What is expected: Would you extract the whole listing below and retype it exactly?

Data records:
───

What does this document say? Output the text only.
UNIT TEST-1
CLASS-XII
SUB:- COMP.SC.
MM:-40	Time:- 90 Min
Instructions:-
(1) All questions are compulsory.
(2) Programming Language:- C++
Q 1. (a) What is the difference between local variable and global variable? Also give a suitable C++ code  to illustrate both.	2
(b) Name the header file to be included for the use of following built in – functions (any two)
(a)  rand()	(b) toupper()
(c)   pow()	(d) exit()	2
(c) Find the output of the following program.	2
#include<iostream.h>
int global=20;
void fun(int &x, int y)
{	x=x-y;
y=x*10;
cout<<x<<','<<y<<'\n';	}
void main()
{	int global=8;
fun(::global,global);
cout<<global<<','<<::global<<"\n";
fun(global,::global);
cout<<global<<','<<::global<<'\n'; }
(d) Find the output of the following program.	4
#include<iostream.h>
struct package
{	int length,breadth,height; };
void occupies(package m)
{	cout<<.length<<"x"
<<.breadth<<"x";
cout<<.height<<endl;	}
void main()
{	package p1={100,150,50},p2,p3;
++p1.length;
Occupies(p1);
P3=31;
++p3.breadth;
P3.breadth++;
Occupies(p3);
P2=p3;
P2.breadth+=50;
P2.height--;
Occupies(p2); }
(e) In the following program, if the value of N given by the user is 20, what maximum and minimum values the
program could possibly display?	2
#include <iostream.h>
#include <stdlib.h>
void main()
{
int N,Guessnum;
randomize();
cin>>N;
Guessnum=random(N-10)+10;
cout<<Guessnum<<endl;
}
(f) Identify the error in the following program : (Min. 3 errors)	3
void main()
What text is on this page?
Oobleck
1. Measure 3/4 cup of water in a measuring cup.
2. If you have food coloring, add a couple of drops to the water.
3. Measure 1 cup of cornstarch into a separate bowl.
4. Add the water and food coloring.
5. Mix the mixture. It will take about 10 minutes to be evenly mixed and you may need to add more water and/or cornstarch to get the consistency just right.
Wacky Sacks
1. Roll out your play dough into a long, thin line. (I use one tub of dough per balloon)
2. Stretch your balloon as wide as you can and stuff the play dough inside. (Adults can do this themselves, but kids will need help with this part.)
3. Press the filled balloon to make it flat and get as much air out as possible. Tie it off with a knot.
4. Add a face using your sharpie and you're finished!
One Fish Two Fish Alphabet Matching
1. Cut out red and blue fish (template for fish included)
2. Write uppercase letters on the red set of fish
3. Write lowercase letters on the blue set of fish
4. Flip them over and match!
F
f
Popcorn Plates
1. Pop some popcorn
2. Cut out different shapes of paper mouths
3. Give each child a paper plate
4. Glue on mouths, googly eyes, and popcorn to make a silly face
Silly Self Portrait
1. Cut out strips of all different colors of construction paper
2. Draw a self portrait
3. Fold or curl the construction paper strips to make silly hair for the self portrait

───

Result below:
What does this document say? Output the text only.
UNIT TEST-1
CLASS-XII
SUB:- COMP.SC.
MM:-40	Time:- 90 Min
Instructions:-
(1) All questions are compulsory.
(2) Programming Language:- C++
Q 1. (a) What is the difference between local variable and global variable? Also give a suitable C++ code  to illustrate both.	2
(b) Name the header file to be included for the use of following built in – functions (any two)
(a)  rand()	(b) toupper()
(c)   pow()	(d) exit()	2
(c) Find the output of the following program.	2
#include<iostream.h>
int global=20;
void fun(int &x, int y)
{	x=x-y;
y=x*10;
cout<<x<<','<<y<<'\n';	}
void main()
{	int global=8;
fun(::global,global);
cout<<global<<','<<::global<<"\n";
fun(global,::global);
cout<<global<<','<<::global<<'\n'; }
(d) Find the output of the following program.	4
#include<iostream.h>
struct package
{	int length,breadth,height; };
void occupies(package m)
{	cout<<.length<<"x"
<<.breadth<<"x";
cout<<.height<<endl;	}
void main()
{	package p1={100,150,50},p2,p3;
++p1.length;
Occupies(p1);
P3=31;
++p3.breadth;
P3.breadth++;
Occupies(p3);
P2=p3;
P2.breadth+=50;
P2.height--;
Occupies(p2); }
(e) In the following program, if the value of N given by the user is 20, what maximum and minimum values the
program could possibly display?	2
#include <iostream.h>
#include <stdlib.h>
void main()
{
int N,Guessnum;
randomize();
cin>>N;
Guessnum=random(N-10)+10;
cout<<Guessnum<<endl;
}
(f) Identify the error in the following program : (Min. 3 errors)	3
void main()
What text is on this page?
Oobleck
1. Measure 3/4 cup of water in a measuring cup.
2. If you have food coloring, add a couple of drops to the water.
3. Measure 1 cup of cornstarch into a separate bowl.
4. Add the water and food coloring.
5. Mix the mixture. It will take about 10 minutes to be evenly mixed and you may need to add more water and/or cornstarch to get the consistency just right.
Wacky Sacks
1. Roll out your play dough into a long, thin line. (I use one tub of dough per balloon)
2. Stretch your balloon as wide as you can and stuff the play dough inside. (Adults can do this themselves, but kids will need help with this part.)
3. Press the filled balloon to make it flat and get as much air out as possible. Tie it off with a knot.
4. Add a face using your sharpie and you're finished!
One Fish Two Fish Alphabet Matching
1. Cut out red and blue fish (template for fish included)
2. Write uppercase letters on the red set of fish
3. Write lowercase letters on the blue set of fish
4. Flip them over and match!
F
f
Popcorn Plates
1. Pop some popcorn
2. Cut out different shapes of paper mouths
3. Give each child a paper plate
4. Glue on mouths, googly eyes, and popcorn to make a silly face
Silly Self Portrait
1. Cut out strips of all different colors of construction paper
2. Draw a self portrait
3. Fold or curl the construction paper strips to make silly hair for the self portrait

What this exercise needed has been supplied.